Starting at the line with "Output the text content of this document.", transcribe each line through the final one, both included, and add nothing.
════════
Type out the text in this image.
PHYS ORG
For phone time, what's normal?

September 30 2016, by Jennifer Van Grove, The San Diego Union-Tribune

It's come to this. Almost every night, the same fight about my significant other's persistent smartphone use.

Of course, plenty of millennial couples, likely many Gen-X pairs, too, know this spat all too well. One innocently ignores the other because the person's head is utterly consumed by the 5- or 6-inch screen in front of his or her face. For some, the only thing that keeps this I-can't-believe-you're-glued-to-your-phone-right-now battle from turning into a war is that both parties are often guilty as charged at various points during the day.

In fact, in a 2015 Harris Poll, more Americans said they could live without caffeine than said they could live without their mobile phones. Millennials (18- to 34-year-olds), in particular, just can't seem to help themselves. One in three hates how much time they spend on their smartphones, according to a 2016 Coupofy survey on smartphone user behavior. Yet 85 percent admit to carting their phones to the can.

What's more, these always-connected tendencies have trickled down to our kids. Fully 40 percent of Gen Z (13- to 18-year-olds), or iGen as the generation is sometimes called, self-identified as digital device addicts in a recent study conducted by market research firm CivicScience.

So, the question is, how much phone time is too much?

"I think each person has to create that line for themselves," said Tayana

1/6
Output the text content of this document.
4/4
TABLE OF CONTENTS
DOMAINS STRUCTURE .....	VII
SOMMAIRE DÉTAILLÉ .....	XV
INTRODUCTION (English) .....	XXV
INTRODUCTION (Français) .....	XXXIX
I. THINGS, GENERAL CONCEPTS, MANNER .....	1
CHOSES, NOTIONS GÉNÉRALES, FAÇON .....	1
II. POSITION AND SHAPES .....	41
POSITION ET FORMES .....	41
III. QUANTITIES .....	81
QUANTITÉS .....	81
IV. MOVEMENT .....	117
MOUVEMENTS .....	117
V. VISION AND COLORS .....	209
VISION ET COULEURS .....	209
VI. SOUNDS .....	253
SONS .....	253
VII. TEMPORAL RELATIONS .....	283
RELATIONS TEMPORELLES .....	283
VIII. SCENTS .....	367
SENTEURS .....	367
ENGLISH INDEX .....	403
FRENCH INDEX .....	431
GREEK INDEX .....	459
════════
Solution for this problem:
Output the text content of this document.
4/4
TABLE OF CONTENTS
DOMAINS STRUCTURE .....	VII
SOMMAIRE DÉTAILLÉ .....	XV
INTRODUCTION (English) .....	XXV
INTRODUCTION (Français) .....	XXXIX
I. THINGS, GENERAL CONCEPTS, MANNER .....	1
CHOSES, NOTIONS GÉNÉRALES, FAÇON .....	1
II. POSITION AND SHAPES .....	41
POSITION ET FORMES .....	41
III. QUANTITIES .....	81
QUANTITÉS .....	81
IV. MOVEMENT .....	117
MOUVEMENTS .....	117
V. VISION AND COLORS .....	209
VISION ET COULEURS .....	209
VI. SOUNDS .....	253
SONS .....	253
VII. TEMPORAL RELATIONS .....	283
RELATIONS TEMPORELLES .....	283
VIII. SCENTS .....	367
SENTEURS .....	367
ENGLISH INDEX .....	403
FRENCH INDEX .....	431
GREEK INDEX .....	459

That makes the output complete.